Stated task: Print the full listing exactly.

Listed records:
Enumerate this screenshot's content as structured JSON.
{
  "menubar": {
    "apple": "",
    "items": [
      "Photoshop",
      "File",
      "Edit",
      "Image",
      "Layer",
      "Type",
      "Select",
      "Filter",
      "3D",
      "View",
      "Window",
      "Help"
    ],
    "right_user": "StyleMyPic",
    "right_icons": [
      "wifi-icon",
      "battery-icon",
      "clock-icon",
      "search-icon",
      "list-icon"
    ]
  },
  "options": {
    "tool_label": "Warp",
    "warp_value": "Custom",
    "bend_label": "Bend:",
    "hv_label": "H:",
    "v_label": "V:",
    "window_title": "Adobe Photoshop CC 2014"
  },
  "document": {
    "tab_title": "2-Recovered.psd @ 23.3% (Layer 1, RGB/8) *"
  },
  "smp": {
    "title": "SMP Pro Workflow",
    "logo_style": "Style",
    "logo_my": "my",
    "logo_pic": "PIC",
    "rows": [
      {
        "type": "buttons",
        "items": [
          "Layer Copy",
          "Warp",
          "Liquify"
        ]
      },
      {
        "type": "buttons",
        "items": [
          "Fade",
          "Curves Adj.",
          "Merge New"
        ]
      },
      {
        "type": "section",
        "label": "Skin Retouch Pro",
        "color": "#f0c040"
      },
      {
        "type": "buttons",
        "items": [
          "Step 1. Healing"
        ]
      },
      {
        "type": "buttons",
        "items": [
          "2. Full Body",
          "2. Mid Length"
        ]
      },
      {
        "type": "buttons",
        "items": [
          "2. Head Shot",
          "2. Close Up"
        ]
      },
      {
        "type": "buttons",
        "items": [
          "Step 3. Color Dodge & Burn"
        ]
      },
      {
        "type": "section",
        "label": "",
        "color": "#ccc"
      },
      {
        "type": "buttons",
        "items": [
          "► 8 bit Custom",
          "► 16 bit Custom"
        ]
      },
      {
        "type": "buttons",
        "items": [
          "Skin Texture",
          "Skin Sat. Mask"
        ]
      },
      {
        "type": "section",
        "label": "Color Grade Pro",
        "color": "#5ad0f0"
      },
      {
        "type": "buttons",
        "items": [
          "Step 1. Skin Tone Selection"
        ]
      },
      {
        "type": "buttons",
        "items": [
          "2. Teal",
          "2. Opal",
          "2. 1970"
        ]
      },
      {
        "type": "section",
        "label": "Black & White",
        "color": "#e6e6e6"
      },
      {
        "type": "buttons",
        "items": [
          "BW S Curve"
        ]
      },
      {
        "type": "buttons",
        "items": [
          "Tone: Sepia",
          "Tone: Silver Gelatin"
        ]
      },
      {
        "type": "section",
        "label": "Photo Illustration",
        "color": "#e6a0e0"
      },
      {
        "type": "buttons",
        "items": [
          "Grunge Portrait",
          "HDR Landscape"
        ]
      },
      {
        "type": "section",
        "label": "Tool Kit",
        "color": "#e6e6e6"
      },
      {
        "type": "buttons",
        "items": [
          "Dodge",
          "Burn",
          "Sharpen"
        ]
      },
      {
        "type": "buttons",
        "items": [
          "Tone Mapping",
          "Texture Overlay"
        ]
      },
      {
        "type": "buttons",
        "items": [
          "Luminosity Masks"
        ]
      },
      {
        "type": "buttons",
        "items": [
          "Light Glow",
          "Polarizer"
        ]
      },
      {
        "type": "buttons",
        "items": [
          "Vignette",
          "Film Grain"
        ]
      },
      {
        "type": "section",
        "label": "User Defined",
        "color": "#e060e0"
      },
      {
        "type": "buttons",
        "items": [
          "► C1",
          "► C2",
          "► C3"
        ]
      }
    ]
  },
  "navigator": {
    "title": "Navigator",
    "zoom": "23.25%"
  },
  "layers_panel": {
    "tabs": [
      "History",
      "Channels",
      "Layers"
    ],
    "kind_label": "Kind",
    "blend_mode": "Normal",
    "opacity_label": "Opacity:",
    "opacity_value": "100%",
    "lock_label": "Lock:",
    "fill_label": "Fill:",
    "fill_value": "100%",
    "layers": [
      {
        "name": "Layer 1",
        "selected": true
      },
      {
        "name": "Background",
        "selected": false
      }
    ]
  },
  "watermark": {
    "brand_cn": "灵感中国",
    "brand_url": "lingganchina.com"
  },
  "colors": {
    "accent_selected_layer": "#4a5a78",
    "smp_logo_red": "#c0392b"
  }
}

Answer in full:
Enumerate this screenshot's content as structured JSON.
{
  "menubar": {
    "apple": "",
    "items": [
      "Photoshop",
      "File",
      "Edit",
      "Image",
      "Layer",
      "Type",
      "Select",
      "Filter",
      "3D",
      "View",
      "Window",
      "Help"
    ],
    "right_user": "StyleMyPic",
    "right_icons": [
      "wifi-icon",
      "battery-icon",
      "clock-icon",
      "search-icon",
      "list-icon"
    ]
  },
  "options": {
    "tool_label": "Warp",
    "warp_value": "Custom",
    "bend_label": "Bend:",
    "hv_label": "H:",
    "v_label": "V:",
    "window_title": "Adobe Photoshop CC 2014"
  },
  "document": {
    "tab_title": "2-Recovered.psd @ 23.3% (Layer 1, RGB/8) *"
  },
  "smp": {
    "title": "SMP Pro Workflow",
    "logo_style": "Style",
    "logo_my": "my",
    "logo_pic": "PIC",
    "rows": [
      {
        "type": "buttons",
        "items": [
          "Layer Copy",
          "Warp",
          "Liquify"
        ]
      },
      {
        "type": "buttons",
        "items": [
          "Fade",
          "Curves Adj.",
          "Merge New"
        ]
      },
      {
        "type": "section",
        "label": "Skin Retouch Pro",
        "color": "#f0c040"
      },
      {
        "type": "buttons",
        "items": [
          "Step 1. Healing"
        ]
      },
      {
        "type": "buttons",
        "items": [
          "2. Full Body",
          "2. Mid Length"
        ]
      },
      {
        "type": "buttons",
        "items": [
          "2. Head Shot",
          "2. Close Up"
        ]
      },
      {
        "type": "buttons",
        "items": [
          "Step 3. Color Dodge & Burn"
        ]
      },
      {
        "type": "section",
        "label": "",
        "color": "#ccc"
      },
      {
        "type": "buttons",
        "items": [
          "► 8 bit Custom",
          "► 16 bit Custom"
        ]
      },
      {
        "type": "buttons",
        "items": [
          "Skin Texture",
          "Skin Sat. Mask"
        ]
      },
      {
        "type": "section",
        "label": "Color Grade Pro",
        "color": "#5ad0f0"
      },
      {
        "type": "buttons",
        "items": [
          "Step 1. Skin Tone Selection"
        ]
      },
      {
        "type": "buttons",
        "items": [
          "2. Teal",
          "2. Opal",
          "2. 1970"
        ]
      },
      {
        "type": "section",
        "label": "Black & White",
        "color": "#e6e6e6"
      },
      {
        "type": "buttons",
        "items": [
          "BW S Curve"
        ]
      },
      {
        "type": "buttons",
        "items": [
          "Tone: Sepia",
          "Tone: Silver Gelatin"
        ]
      },
      {
        "type": "section",
        "label": "Photo Illustration",
        "color": "#e6a0e0"
      },
      {
        "type": "buttons",
        "items": [
          "Grunge Portrait",
          "HDR Landscape"
        ]
      },
      {
        "type": "section",
        "label": "Tool Kit",
        "color": "#e6e6e6"
      },
      {
        "type": "buttons",
        "items": [
          "Dodge",
          "Burn",
          "Sharpen"
        ]
      },
      {
        "type": "buttons",
        "items": [
          "Tone Mapping",
          "Texture Overlay"
        ]
      },
      {
        "type": "buttons",
        "items": [
          "Luminosity Masks"
        ]
      },
      {
        "type": "buttons",
        "items": [
          "Light Glow",
          "Polarizer"
        ]
      },
      {
        "type": "buttons",
        "items": [
          "Vignette",
          "Film Grain"
        ]
      },
      {
        "type": "section",
        "label": "User Defined",
        "color": "#e060e0"
      },
      {
        "type": "buttons",
        "items": [
          "► C1",
          "► C2",
          "► C3"
        ]
      }
    ]
  },
  "navigator": {
    "title": "Navigator",
    "zoom": "23.25%"
  },
  "layers_panel": {
    "tabs": [
      "History",
      "Channels",
      "Layers"
    ],
    "kind_label": "Kind",
    "blend_mode": "Normal",
    "opacity_label": "Opacity:",
    "opacity_value": "100%",
    "lock_label": "Lock:",
    "fill_label": "Fill:",
    "fill_value": "100%",
    "layers": [
      {
        "name": "Layer 1",
        "selected": true
      },
      {
        "name": "Background",
        "selected": false
      }
    ]
  },
  "watermark": {
    "brand_cn": "灵感中国",
    "brand_url": "lingganchina.com"
  },
  "colors": {
    "accent_selected_layer": "#4a5a78",
    "smp_logo_red": "#c0392b"
  }
}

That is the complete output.